- [Information provided]:
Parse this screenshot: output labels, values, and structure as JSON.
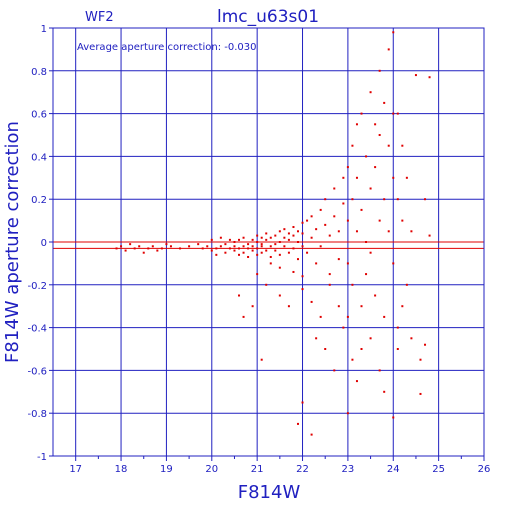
{
  "chart_data": {
    "type": "scatter",
    "chip_label": "WF2",
    "title": "lmc_u63s01",
    "xlabel": "F814W",
    "ylabel": "F814W aperture correction",
    "annotation": "Average aperture correction: -0.030",
    "xlim": [
      16.5,
      26
    ],
    "ylim": [
      -1,
      1
    ],
    "x_ticks": [
      17,
      18,
      19,
      20,
      21,
      22,
      23,
      24,
      25,
      26
    ],
    "y_ticks": [
      -1,
      -0.8,
      -0.6,
      -0.4,
      -0.2,
      0,
      0.2,
      0.4,
      0.6,
      0.8,
      1
    ],
    "y_tick_labels": [
      "-1",
      "-0.8",
      "-0.6",
      "-0.4",
      "-0.2",
      "0",
      "0.2",
      "0.4",
      "0.6",
      "0.8",
      "1"
    ],
    "grid": true,
    "reference_lines": [
      0,
      -0.03
    ],
    "colors": {
      "axes": "#2020c0",
      "points": "#e00000",
      "reference_line": "#e00000"
    },
    "points": [
      [
        17.9,
        -0.03
      ],
      [
        18.0,
        -0.02
      ],
      [
        18.1,
        -0.04
      ],
      [
        18.2,
        -0.01
      ],
      [
        18.3,
        -0.03
      ],
      [
        18.4,
        -0.02
      ],
      [
        18.5,
        -0.05
      ],
      [
        18.6,
        -0.03
      ],
      [
        18.7,
        -0.02
      ],
      [
        18.8,
        -0.04
      ],
      [
        18.9,
        -0.03
      ],
      [
        19.0,
        -0.01
      ],
      [
        19.1,
        -0.02
      ],
      [
        19.3,
        -0.03
      ],
      [
        19.5,
        -0.02
      ],
      [
        19.7,
        -0.01
      ],
      [
        19.8,
        -0.03
      ],
      [
        19.9,
        -0.02
      ],
      [
        20.0,
        -0.04
      ],
      [
        20.0,
        0.01
      ],
      [
        20.1,
        -0.03
      ],
      [
        20.1,
        -0.06
      ],
      [
        20.2,
        -0.02
      ],
      [
        20.2,
        0.02
      ],
      [
        20.3,
        -0.05
      ],
      [
        20.3,
        -0.01
      ],
      [
        20.4,
        -0.03
      ],
      [
        20.4,
        0.01
      ],
      [
        20.5,
        -0.04
      ],
      [
        20.5,
        -0.02
      ],
      [
        20.5,
        0.0
      ],
      [
        20.6,
        -0.06
      ],
      [
        20.6,
        -0.03
      ],
      [
        20.6,
        0.01
      ],
      [
        20.7,
        -0.02
      ],
      [
        20.7,
        -0.05
      ],
      [
        20.7,
        0.02
      ],
      [
        20.8,
        -0.03
      ],
      [
        20.8,
        -0.01
      ],
      [
        20.8,
        -0.07
      ],
      [
        20.9,
        -0.02
      ],
      [
        20.9,
        0.01
      ],
      [
        20.9,
        -0.04
      ],
      [
        21.0,
        0.0
      ],
      [
        21.0,
        -0.03
      ],
      [
        21.0,
        0.03
      ],
      [
        21.0,
        -0.06
      ],
      [
        21.1,
        -0.01
      ],
      [
        21.1,
        0.02
      ],
      [
        21.1,
        -0.05
      ],
      [
        21.1,
        -0.02
      ],
      [
        21.2,
        0.01
      ],
      [
        21.2,
        -0.04
      ],
      [
        21.2,
        0.04
      ],
      [
        21.3,
        -0.02
      ],
      [
        21.3,
        0.02
      ],
      [
        21.3,
        -0.07
      ],
      [
        21.4,
        0.03
      ],
      [
        21.4,
        -0.01
      ],
      [
        21.4,
        -0.04
      ],
      [
        21.5,
        0.05
      ],
      [
        21.5,
        0.0
      ],
      [
        21.5,
        -0.06
      ],
      [
        21.6,
        0.02
      ],
      [
        21.6,
        -0.02
      ],
      [
        21.6,
        0.06
      ],
      [
        21.7,
        0.01
      ],
      [
        21.7,
        -0.05
      ],
      [
        21.7,
        0.04
      ],
      [
        21.8,
        0.03
      ],
      [
        21.8,
        -0.03
      ],
      [
        21.8,
        0.07
      ],
      [
        21.9,
        0.0
      ],
      [
        21.9,
        0.05
      ],
      [
        21.9,
        -0.08
      ],
      [
        22.0,
        0.04
      ],
      [
        22.0,
        0.09
      ],
      [
        22.0,
        -0.02
      ],
      [
        21.3,
        -0.1
      ],
      [
        21.5,
        -0.12
      ],
      [
        21.8,
        -0.14
      ],
      [
        22.0,
        -0.16
      ],
      [
        22.1,
        0.1
      ],
      [
        22.1,
        -0.05
      ],
      [
        22.2,
        0.12
      ],
      [
        22.2,
        0.02
      ],
      [
        22.3,
        0.06
      ],
      [
        22.3,
        -0.1
      ],
      [
        22.4,
        0.15
      ],
      [
        22.4,
        -0.02
      ],
      [
        22.5,
        0.08
      ],
      [
        22.5,
        0.2
      ],
      [
        22.6,
        0.03
      ],
      [
        22.6,
        -0.15
      ],
      [
        22.7,
        0.12
      ],
      [
        22.7,
        0.25
      ],
      [
        22.8,
        0.05
      ],
      [
        22.8,
        -0.08
      ],
      [
        22.9,
        0.18
      ],
      [
        22.9,
        0.3
      ],
      [
        22.0,
        -0.22
      ],
      [
        22.2,
        -0.28
      ],
      [
        22.4,
        -0.35
      ],
      [
        22.6,
        -0.2
      ],
      [
        22.8,
        -0.3
      ],
      [
        22.3,
        -0.45
      ],
      [
        21.7,
        -0.3
      ],
      [
        21.5,
        -0.25
      ],
      [
        21.2,
        -0.2
      ],
      [
        21.0,
        -0.15
      ],
      [
        22.5,
        -0.5
      ],
      [
        22.9,
        -0.4
      ],
      [
        22.7,
        -0.6
      ],
      [
        22.0,
        -0.75
      ],
      [
        22.2,
        -0.9
      ],
      [
        21.9,
        -0.85
      ],
      [
        21.1,
        -0.55
      ],
      [
        20.9,
        -0.3
      ],
      [
        20.7,
        -0.35
      ],
      [
        20.6,
        -0.25
      ],
      [
        23.0,
        0.35
      ],
      [
        23.0,
        0.1
      ],
      [
        23.0,
        -0.1
      ],
      [
        23.1,
        0.45
      ],
      [
        23.1,
        0.2
      ],
      [
        23.1,
        -0.2
      ],
      [
        23.2,
        0.55
      ],
      [
        23.2,
        0.3
      ],
      [
        23.2,
        0.05
      ],
      [
        23.3,
        0.15
      ],
      [
        23.3,
        -0.3
      ],
      [
        23.3,
        0.6
      ],
      [
        23.4,
        0.4
      ],
      [
        23.4,
        0.0
      ],
      [
        23.4,
        -0.15
      ],
      [
        23.5,
        0.25
      ],
      [
        23.5,
        0.7
      ],
      [
        23.5,
        -0.05
      ],
      [
        23.6,
        0.35
      ],
      [
        23.6,
        0.55
      ],
      [
        23.6,
        -0.25
      ],
      [
        23.7,
        0.5
      ],
      [
        23.7,
        0.8
      ],
      [
        23.7,
        0.1
      ],
      [
        23.8,
        0.2
      ],
      [
        23.8,
        0.65
      ],
      [
        23.8,
        -0.35
      ],
      [
        23.9,
        0.45
      ],
      [
        23.9,
        0.05
      ],
      [
        23.9,
        0.9
      ],
      [
        24.0,
        0.6
      ],
      [
        24.0,
        0.3
      ],
      [
        24.0,
        -0.1
      ],
      [
        24.0,
        0.98
      ],
      [
        24.1,
        0.6
      ],
      [
        24.1,
        0.2
      ],
      [
        24.1,
        -0.5
      ],
      [
        24.2,
        0.45
      ],
      [
        24.2,
        0.1
      ],
      [
        24.3,
        0.3
      ],
      [
        24.3,
        -0.2
      ],
      [
        23.0,
        -0.35
      ],
      [
        23.1,
        -0.55
      ],
      [
        23.2,
        -0.65
      ],
      [
        23.0,
        -0.8
      ],
      [
        23.3,
        -0.5
      ],
      [
        23.5,
        -0.45
      ],
      [
        23.7,
        -0.6
      ],
      [
        23.8,
        -0.7
      ],
      [
        24.0,
        -0.82
      ],
      [
        24.1,
        -0.4
      ],
      [
        24.2,
        -0.3
      ],
      [
        24.4,
        -0.45
      ],
      [
        24.6,
        -0.55
      ],
      [
        24.7,
        -0.48
      ],
      [
        24.6,
        -0.71
      ],
      [
        24.5,
        0.78
      ],
      [
        24.8,
        0.77
      ],
      [
        24.7,
        0.2
      ],
      [
        24.8,
        0.03
      ],
      [
        24.4,
        0.05
      ]
    ]
  }
}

- [Goal]:
Go through the entries above and copy every line containing "correction".

- [Exercise answer]:
    "ylabel": "F814W aperture correction",
    "annotation": "Average aperture correction: -0.030",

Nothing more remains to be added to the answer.